## Task set
A. Reproduce the stretch of the SAHF histone text from "SAHFs do not" through "et al., 2005).", switching "heterochromatin" to "silent chromatin" wherever it occurs.
B. Answer these questions from the SAHF histone text:
(i) How many SAHFs were scored for the Figure 2B percentages, and from how many senescent cells?
(ii) Which histone modification marks apoptotic chromatin?
(iii) What was used to calibrate the total amount of H3(K9)me per unit cell?
C. Write the next part of the SAHF histone text, starting after its final sentence.

## Quoted passage

>>

View larger version (45K): [in this window] [in a new window] [Download PPT slide]   Figure 2. SAHFs are surrounded by the ICD. (A) Mock- or RasG12V-transfected WI-38 cells were stained with anti-RNA polymerase II antibody and DAPI. (B) Percentages of SAHFs that overlapped with (+) or excluded (–) anti-RNA polymerase II signals (n = 341 derived from 13 senescent cells). Error bars represent SD. (C) Senescent cells were incubated with bromo-labeled UTP (BrU) and stained with anti-BrdU antibody. Enlarged images of the boxed areas are shown in bottom panels. No signals were observed when unlabeled UTP was used instead of BrU, when cells were treated with 1 µg/ml -amanitin (the concentration that inhibits RNA polymerase II), or when they were treated with RNase A (Fig. S1 B, available at http://www.jcb.org/cgi/content/full/jcb.200604005/DC1). Bars, 10 µm.

SAHFs do not show histone modifications that characterize other types of chromatin condensation
Three types of condensed chromatin are characterized by specific posttranslational modifications of core histones: phosphorylations of histone H3 at Ser10 and Ser28 (H3(S10)ph and H3(S28)ph) in mitotic chromosomes, phosphorylation of histone H2B at Ser14 (H2B(S14)ph) in apoptotic chromatin, and methylation of histone H3 at Lys9 (H3(K9)me) in transcriptionally inactive heterochromatin (Peterson and Laniel, 2004). It has been argued that SAHFs represent transcriptionally inactive heterochromatin because SAHFs are colocalized with H3(K9)me and heterochromatin protein 1 (Narita et al., 2003; Zhang et al., 2005).

To investigate to which of these distinct chromatin condensations SAHFs are related, we examined the posttranslational modifications of histone H2B and histone H3 in RasG12V-transfected senescent WI-38 cells (Fig. 3). In IF experiments, neither anti-H3(S10)ph, anti-H3(S28)ph, nor anti-H2B(S14)ph antibodies stained SAHFs in senescent WI-38 cells, whereas they stained mitotic WI-38 chromosomes and apoptotic HeLa nuclei (Fig. 3 A). Similarly, in immunoblotting experiments, neither anti-H3(S10)ph nor anti-H3(S28)ph antibodies detected substantial protein bands in acid-extracted (AE) histone fractions derived from mock- or RasG12V-transfected WI-38 cells, whereas strong signals were observed in histone fractions from colcemid-treated HeLa cells (Fig. 3 B). Although anti-H2B(S14)ph signals were observed in histone fractions derived from mock- and RasG12V-transfected WI-38 cells, they were much weaker than those observed in colcemid- or UV-treated HeLa-derived histone fractions (Fig. 3 B). These results indicate that SAHFs are a type of chromatin condensation that is distinct from those found in mitotic chromosomes or apoptotic cells. Anti-H3(K9)me antibody reacted with SAHFs in senescent cells as well as the whole nuclear regions in mock-transfected cells (Fig. 3 A), as previously reported (Narita et al., 2003). Importantly, however, immunoblotting analysis of AE fractions using anti-H3(K9)me antibody revealed that the total amount of H3(K9)me per unit cell (calibrated by anti-H2B signals) was not substantially different between mock- and RasG12V-transfected WI-38 cells (Fig. 3 B), suggesting that the apparently strong anti-H3(K9)me signals at SAHFs reflect the condensation of DNAs.

<<

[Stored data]
>>

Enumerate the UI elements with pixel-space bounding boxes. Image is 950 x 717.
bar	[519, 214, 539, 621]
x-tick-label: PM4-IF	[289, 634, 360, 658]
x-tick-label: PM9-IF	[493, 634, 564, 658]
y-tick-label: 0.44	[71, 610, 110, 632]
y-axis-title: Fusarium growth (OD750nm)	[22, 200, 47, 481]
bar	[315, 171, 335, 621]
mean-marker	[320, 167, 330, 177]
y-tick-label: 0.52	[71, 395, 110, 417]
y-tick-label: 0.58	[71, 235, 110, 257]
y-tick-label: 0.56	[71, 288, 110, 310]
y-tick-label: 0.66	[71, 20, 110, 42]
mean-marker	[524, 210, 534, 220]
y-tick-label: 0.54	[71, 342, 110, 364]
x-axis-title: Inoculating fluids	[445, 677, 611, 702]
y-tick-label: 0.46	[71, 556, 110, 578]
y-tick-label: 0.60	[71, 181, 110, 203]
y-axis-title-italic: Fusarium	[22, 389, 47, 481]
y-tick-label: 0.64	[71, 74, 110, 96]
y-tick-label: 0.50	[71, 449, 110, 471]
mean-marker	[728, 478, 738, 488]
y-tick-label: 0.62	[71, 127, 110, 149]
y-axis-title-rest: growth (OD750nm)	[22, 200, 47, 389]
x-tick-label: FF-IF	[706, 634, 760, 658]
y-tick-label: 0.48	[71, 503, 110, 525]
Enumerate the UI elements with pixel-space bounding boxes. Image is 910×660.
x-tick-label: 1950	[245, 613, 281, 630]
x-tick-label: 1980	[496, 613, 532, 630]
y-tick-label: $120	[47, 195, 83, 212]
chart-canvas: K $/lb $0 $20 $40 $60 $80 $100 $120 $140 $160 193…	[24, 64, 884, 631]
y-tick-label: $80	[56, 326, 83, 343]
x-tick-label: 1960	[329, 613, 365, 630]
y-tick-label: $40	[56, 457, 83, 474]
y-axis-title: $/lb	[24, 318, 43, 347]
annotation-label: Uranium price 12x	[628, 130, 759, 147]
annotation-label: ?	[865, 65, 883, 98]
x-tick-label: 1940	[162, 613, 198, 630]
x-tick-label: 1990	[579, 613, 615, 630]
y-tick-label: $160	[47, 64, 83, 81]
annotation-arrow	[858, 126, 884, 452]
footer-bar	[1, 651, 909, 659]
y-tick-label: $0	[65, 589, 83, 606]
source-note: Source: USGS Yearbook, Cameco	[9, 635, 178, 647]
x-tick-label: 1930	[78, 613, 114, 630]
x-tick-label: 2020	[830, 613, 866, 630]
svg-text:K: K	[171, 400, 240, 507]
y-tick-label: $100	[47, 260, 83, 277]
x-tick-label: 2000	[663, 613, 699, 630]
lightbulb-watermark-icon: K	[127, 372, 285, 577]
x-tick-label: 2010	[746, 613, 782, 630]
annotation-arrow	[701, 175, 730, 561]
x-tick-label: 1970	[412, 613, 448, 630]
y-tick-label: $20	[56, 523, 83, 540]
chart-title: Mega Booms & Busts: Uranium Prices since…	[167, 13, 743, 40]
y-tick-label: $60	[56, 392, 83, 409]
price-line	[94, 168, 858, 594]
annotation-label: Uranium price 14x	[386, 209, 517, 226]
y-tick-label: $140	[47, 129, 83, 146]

<<

## Answers to the exercises
A.
SAHFs do not show histone modifications that characterize other types of chromatin condensation
Three types of condensed chromatin are characterized by specific posttranslational modifications of core histones: phosphorylations of histone H3 at Ser10 and Ser28 (H3(S10)ph and H3(S28)ph) in mitotic chromosomes, phosphorylation of histone H2B at Ser14 (H2B(S14)ph) in apoptotic chromatin, and methylation of histone H3 at Lys9 (H3(K9)me) in transcriptionally inactive silent chromatin (Peterson and Laniel, 2004). It has been argued that SAHFs represent transcriptionally inactive silent chromatin because SAHFs are colocalized with H3(K9)me and silent chromatin protein 1 (Narita et al., 2003; Zhang et al., 2005).

B.
(i) 341 SAHFs, from 13 senescent cells.
(ii) Phosphorylation of histone H2B at Ser14 (H2B(S14)ph).
(iii) Anti-H2B signals.

C.
View larger version (43K): [in this window] [in a new window] [Download PPT slide]   Figure 3. SAHFs do not show histone modifications that characterize three types of chromatin condensation. (A) Mock- or RasG12V-transfected WI-38 cells as well as HeLa cells irradiated with 100 Jm–2 UV rays (HeLa-UV) were stained with antihistone antibodies and DAPI. Mitotic WI-38 nuclei and apoptotic HeLa nuclei are shown by arrowheads and arrows, respectively. (B) WI-38 cells were mock- or RasG12V-transfected and harvested at the indicated time points after drug selection. HeLa cells were untreated (non-treat), treated with 100 ng/ml colcemid, or irradiated with 100 Jm–2 UV rays (UV). Histones were prepared by acid extraction and analyzed by immunoblotting. Percentages of SAHF-positive cells are shown (bottom; n = 300). Bars, 10 µm.

View larger version (46K): [in this window] [in a new window] [Download PPT slide]   Figure 4. Histone H1 is lost from the senescent cell. (A) Scheme showing the fractionation of WI-38 cells to isolate chromatin fractions. Hoechst 33342 staining of the chromatin-rich fraction (fraction N2) showed that SAHFs are retained in the nuclei present in this fraction (not depicted). (B) Coomassie staining of fractions C, N1, and N2 derived from mock- and RasG12V-transfected WI-38 cells. The 37-kD protein band from which peptide sequences of human histone H1 were obtained (right) is indicated with an arrow. (C) Chromatin-rich fractions (N2) were prepared as shown in A and analyzed by Coomassie staining and immunoblotting. AE fractions prepared from mock-transfected cells were used for comparison. The amount of loaded proteins was standardized with core histones (vertical bold line). Arrowheads indicate the positions of histone H1. The band of which signal intensity appeared to increase in RasG12V-transfected cells (lane 9, open circle) was detected in the absence of the first antibody, indicating that it is unrelated to histone H1 (Fig. S2 A, available at http://www.jcb.org/cgi/content/full/jcb.200604005/DC1). (D) Histones were prepared from mock- or RasG12V-transfected WI-38 cells by acid extraction and analyzed by Coomassie staining and immunoblotting. HeLa cells with or without colcemid treatment were used for comparison. (E) Quiescent cells were prepared by culturing mock-transfected cells in 0.1% FBS for 1 wk. WCEs were prepared from mock-transfected, RasG12V-transfected, or serum-starved quiescent cells and analyzed by immunoblotting. AE fractions obtained from mock-transfected cells were also examined. Two bands that showed slightly slower and faster migration than the 37-kD band were detected in RasG12V-transfected cells (lane 3; open and filled circles, respectively). However, these bands were also detected in the absence of the first antibody, indicating that they are unrelated to histone H1 (Fig. S2 B). (F) WCEs were prepared from mock- or RasG12V-transfected cells at the indicated time points after drug selection. Samples were analyzed by immunoblotting.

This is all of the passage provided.